__REQUIREMENT__:
Copy each line of the records that contains the word "total".

****

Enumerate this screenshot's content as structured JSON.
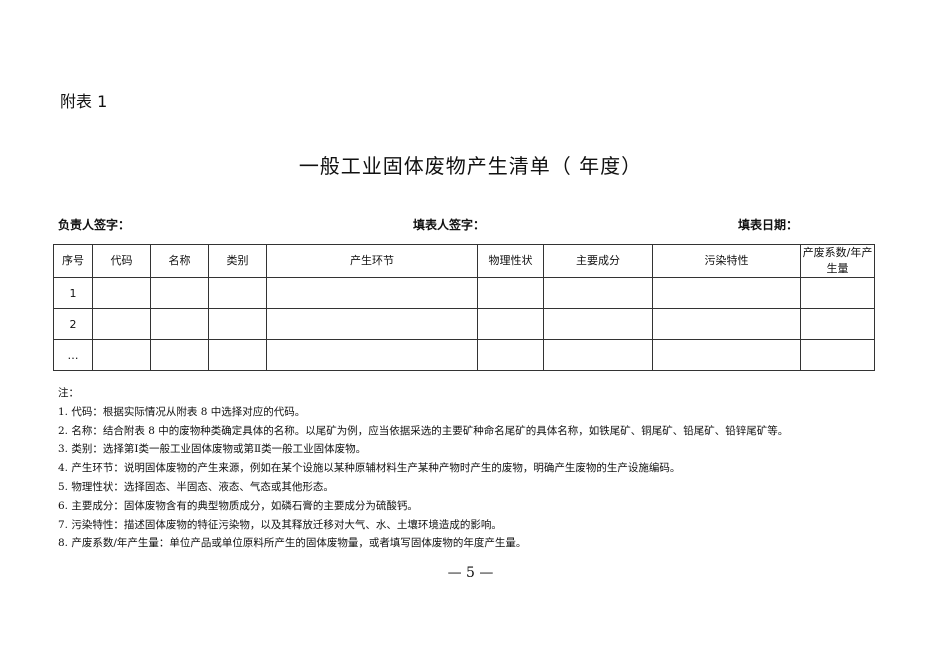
{
  "appendix_label": "附表 1",
  "title": "一般工业固体废物产生清单（    年度）",
  "signatures": {
    "responsible": "负责人签字：",
    "filler": "填表人签字：",
    "date": "填表日期："
  },
  "table": {
    "headers": [
      "序号",
      "代码",
      "名称",
      "类别",
      "产生环节",
      "物理性状",
      "主要成分",
      "污染特性",
      "产废系数/年产生量"
    ],
    "rows": [
      [
        "1",
        "",
        "",
        "",
        "",
        "",
        "",
        "",
        ""
      ],
      [
        "2",
        "",
        "",
        "",
        "",
        "",
        "",
        "",
        ""
      ],
      [
        "…",
        "",
        "",
        "",
        "",
        "",
        "",
        "",
        ""
      ]
    ]
  },
  "notes": {
    "heading": "注：",
    "items": [
      "1. 代码：根据实际情况从附表 8 中选择对应的代码。",
      "2. 名称：结合附表 8 中的废物种类确定具体的名称。以尾矿为例，应当依据采选的主要矿种命名尾矿的具体名称，如铁尾矿、铜尾矿、铅尾矿、铅锌尾矿等。",
      "3. 类别：选择第Ⅰ类一般工业固体废物或第Ⅱ类一般工业固体废物。",
      "4. 产生环节：说明固体废物的产生来源，例如在某个设施以某种原辅材料生产某种产物时产生的废物，明确产生废物的生产设施编码。",
      "5. 物理性状：选择固态、半固态、液态、气态或其他形态。",
      "6. 主要成分：固体废物含有的典型物质成分，如磷石膏的主要成分为硫酸钙。",
      "7. 污染特性：描述固体废物的特征污染物，以及其释放迁移对大气、水、土壤环境造成的影响。",
      "8. 产废系数/年产生量：单位产品或单位原料所产生的固体废物量，或者填写固体废物的年度产生量。"
    ]
  },
  "page_number": "— 5 —"
}
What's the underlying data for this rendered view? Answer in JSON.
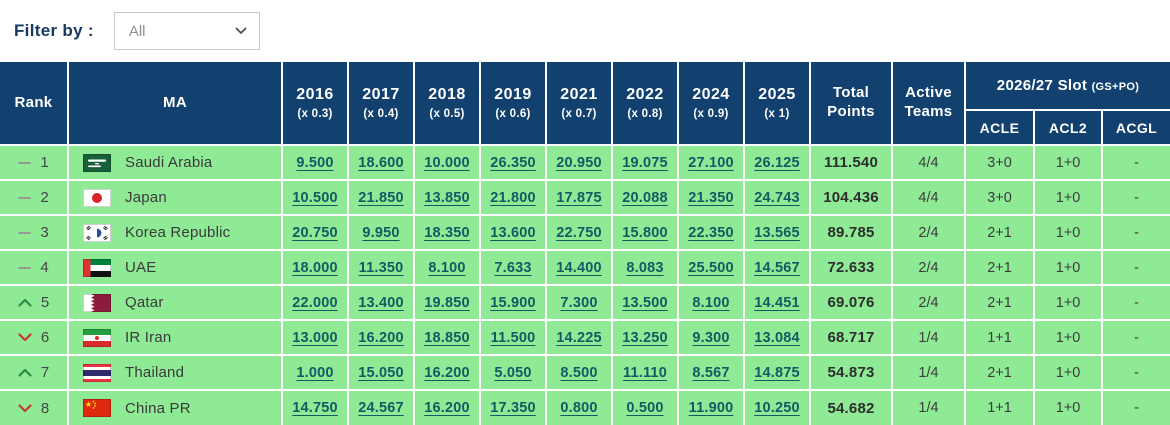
{
  "colors": {
    "header_navy": "#12416F",
    "row_green": "#8FEA96",
    "link_teal": "#135A63",
    "up_green": "#2E8B46",
    "down_red": "#C23B34",
    "label_navy": "#16395E"
  },
  "filter": {
    "label": "Filter by :",
    "selected": "All"
  },
  "table": {
    "headers": {
      "rank": "Rank",
      "ma": "MA",
      "years": [
        {
          "label": "2016",
          "mult": "(x 0.3)"
        },
        {
          "label": "2017",
          "mult": "(x 0.4)"
        },
        {
          "label": "2018",
          "mult": "(x 0.5)"
        },
        {
          "label": "2019",
          "mult": "(x 0.6)"
        },
        {
          "label": "2021",
          "mult": "(x 0.7)"
        },
        {
          "label": "2022",
          "mult": "(x 0.8)"
        },
        {
          "label": "2024",
          "mult": "(x 0.9)"
        },
        {
          "label": "2025",
          "mult": "(x 1)"
        }
      ],
      "total": "Total Points",
      "active": "Active Teams",
      "slot_group": "2026/27 Slot",
      "slot_note": "(GS+PO)",
      "slot_cols": [
        "ACLE",
        "ACL2",
        "ACGL"
      ]
    },
    "rows": [
      {
        "change": "same",
        "rank": "1",
        "flag": "sa",
        "country": "Saudi Arabia",
        "scores": [
          "9.500",
          "18.600",
          "10.000",
          "26.350",
          "20.950",
          "19.075",
          "27.100",
          "26.125"
        ],
        "total": "111.540",
        "active": "4/4",
        "acle": "3+0",
        "acl2": "1+0",
        "acgl": "-"
      },
      {
        "change": "same",
        "rank": "2",
        "flag": "jp",
        "country": "Japan",
        "scores": [
          "10.500",
          "21.850",
          "13.850",
          "21.800",
          "17.875",
          "20.088",
          "21.350",
          "24.743"
        ],
        "total": "104.436",
        "active": "4/4",
        "acle": "3+0",
        "acl2": "1+0",
        "acgl": "-"
      },
      {
        "change": "same",
        "rank": "3",
        "flag": "kr",
        "country": "Korea Republic",
        "scores": [
          "20.750",
          "9.950",
          "18.350",
          "13.600",
          "22.750",
          "15.800",
          "22.350",
          "13.565"
        ],
        "total": "89.785",
        "active": "2/4",
        "acle": "2+1",
        "acl2": "1+0",
        "acgl": "-"
      },
      {
        "change": "same",
        "rank": "4",
        "flag": "ae",
        "country": "UAE",
        "scores": [
          "18.000",
          "11.350",
          "8.100",
          "7.633",
          "14.400",
          "8.083",
          "25.500",
          "14.567"
        ],
        "total": "72.633",
        "active": "2/4",
        "acle": "2+1",
        "acl2": "1+0",
        "acgl": "-"
      },
      {
        "change": "up",
        "rank": "5",
        "flag": "qa",
        "country": "Qatar",
        "scores": [
          "22.000",
          "13.400",
          "19.850",
          "15.900",
          "7.300",
          "13.500",
          "8.100",
          "14.451"
        ],
        "total": "69.076",
        "active": "2/4",
        "acle": "2+1",
        "acl2": "1+0",
        "acgl": "-"
      },
      {
        "change": "down",
        "rank": "6",
        "flag": "ir",
        "country": "IR Iran",
        "scores": [
          "13.000",
          "16.200",
          "18.850",
          "11.500",
          "14.225",
          "13.250",
          "9.300",
          "13.084"
        ],
        "total": "68.717",
        "active": "1/4",
        "acle": "1+1",
        "acl2": "1+0",
        "acgl": "-"
      },
      {
        "change": "up",
        "rank": "7",
        "flag": "th",
        "country": "Thailand",
        "scores": [
          "1.000",
          "15.050",
          "16.200",
          "5.050",
          "8.500",
          "11.110",
          "8.567",
          "14.875"
        ],
        "total": "54.873",
        "active": "1/4",
        "acle": "2+1",
        "acl2": "1+0",
        "acgl": "-"
      },
      {
        "change": "down",
        "rank": "8",
        "flag": "cn",
        "country": "China PR",
        "scores": [
          "14.750",
          "24.567",
          "16.200",
          "17.350",
          "0.800",
          "0.500",
          "11.900",
          "10.250"
        ],
        "total": "54.682",
        "active": "1/4",
        "acle": "1+1",
        "acl2": "1+0",
        "acgl": "-"
      }
    ]
  }
}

****

__RESPONSE TO THE EXERCISE__:
      "total": "Total Points",
        "total": "111.540",
        "total": "104.436",
        "total": "89.785",
        "total": "72.633",
        "total": "69.076",
        "total": "68.717",
        "total": "54.873",
        "total": "54.682",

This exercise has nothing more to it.